WHAT THIS TASK INVOLVES
Output the lines of the records below unchanged, from the line containing "Patent image size: (794, 355)." through the line containing "The image 80B is at (410, 305).", both included, and nothing else.

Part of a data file
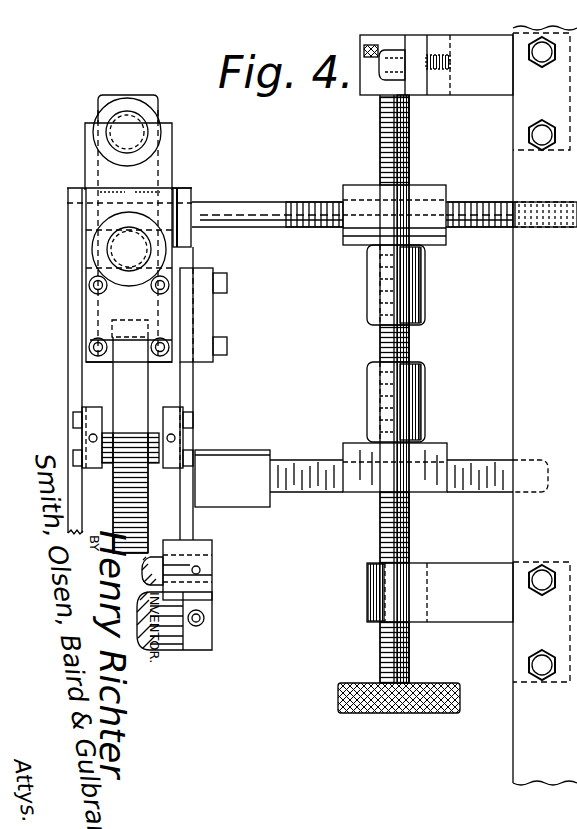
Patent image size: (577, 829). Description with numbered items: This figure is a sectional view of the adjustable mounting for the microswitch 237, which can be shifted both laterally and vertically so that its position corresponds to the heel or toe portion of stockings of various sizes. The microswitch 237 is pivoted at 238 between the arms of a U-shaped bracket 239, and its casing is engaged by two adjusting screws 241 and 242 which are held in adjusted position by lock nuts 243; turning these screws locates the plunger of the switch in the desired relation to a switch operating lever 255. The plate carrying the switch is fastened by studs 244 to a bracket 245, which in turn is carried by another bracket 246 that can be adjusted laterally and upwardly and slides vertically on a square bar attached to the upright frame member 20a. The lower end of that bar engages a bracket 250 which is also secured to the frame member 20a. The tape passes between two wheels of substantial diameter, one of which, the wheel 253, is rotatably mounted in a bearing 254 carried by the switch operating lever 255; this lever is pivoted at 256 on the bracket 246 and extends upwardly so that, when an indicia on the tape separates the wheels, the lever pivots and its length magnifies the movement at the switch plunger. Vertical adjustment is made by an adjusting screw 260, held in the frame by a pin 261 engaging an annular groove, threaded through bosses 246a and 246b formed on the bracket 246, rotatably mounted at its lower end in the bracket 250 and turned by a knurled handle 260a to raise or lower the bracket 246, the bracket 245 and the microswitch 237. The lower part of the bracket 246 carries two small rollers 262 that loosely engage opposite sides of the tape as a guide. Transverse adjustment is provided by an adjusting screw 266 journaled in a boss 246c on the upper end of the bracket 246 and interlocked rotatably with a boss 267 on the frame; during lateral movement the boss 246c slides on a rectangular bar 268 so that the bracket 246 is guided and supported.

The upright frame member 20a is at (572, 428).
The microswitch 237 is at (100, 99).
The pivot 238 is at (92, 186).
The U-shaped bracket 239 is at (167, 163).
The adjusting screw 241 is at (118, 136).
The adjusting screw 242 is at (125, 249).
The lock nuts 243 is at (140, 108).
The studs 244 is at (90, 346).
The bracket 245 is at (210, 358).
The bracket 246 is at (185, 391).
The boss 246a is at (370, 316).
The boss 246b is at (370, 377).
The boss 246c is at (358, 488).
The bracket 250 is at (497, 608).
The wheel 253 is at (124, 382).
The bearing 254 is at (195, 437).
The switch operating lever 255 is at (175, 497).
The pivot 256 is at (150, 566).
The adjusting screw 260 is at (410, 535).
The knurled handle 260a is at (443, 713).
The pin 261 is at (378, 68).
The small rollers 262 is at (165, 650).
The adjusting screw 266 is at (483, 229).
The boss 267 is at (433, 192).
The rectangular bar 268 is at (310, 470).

--

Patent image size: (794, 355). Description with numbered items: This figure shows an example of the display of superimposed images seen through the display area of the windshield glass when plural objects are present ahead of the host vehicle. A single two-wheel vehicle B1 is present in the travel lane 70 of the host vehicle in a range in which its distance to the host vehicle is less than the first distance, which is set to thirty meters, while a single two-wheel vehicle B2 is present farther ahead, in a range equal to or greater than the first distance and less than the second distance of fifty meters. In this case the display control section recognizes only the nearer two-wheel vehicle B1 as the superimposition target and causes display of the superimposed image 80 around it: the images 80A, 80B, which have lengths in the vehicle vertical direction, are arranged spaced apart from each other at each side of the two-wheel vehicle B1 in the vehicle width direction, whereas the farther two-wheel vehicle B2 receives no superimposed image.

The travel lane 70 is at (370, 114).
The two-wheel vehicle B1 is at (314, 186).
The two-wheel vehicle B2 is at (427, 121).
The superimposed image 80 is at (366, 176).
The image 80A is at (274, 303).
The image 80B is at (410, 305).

RESPONSE TO THIS EXERCISE
Patent image size: (794, 355). Description with numbered items: This figure shows an example of the display of superimposed images seen through the display area of the windshield glass when plural objects are present ahead of the host vehicle. A single two-wheel vehicle B1 is present in the travel lane 70 of the host vehicle in a range in which its distance to the host vehicle is less than the first distance, which is set to thirty meters, while a single two-wheel vehicle B2 is present farther ahead, in a range equal to or greater than the first distance and less than the second distance of fifty meters. In this case the display control section recognizes only the nearer two-wheel vehicle B1 as the superimposition target and causes display of the superimposed image 80 around it: the images 80A, 80B, which have lengths in the vehicle vertical direction, are arranged spaced apart from each other at each side of the two-wheel vehicle B1 in the vehicle width direction, whereas the farther two-wheel vehicle B2 receives no superimposed image.

The travel lane 70 is at (370, 114).
The two-wheel vehicle B1 is at (314, 186).
The two-wheel vehicle B2 is at (427, 121).
The superimposed image 80 is at (366, 176).
The image 80A is at (274, 303).
The image 80B is at (410, 305).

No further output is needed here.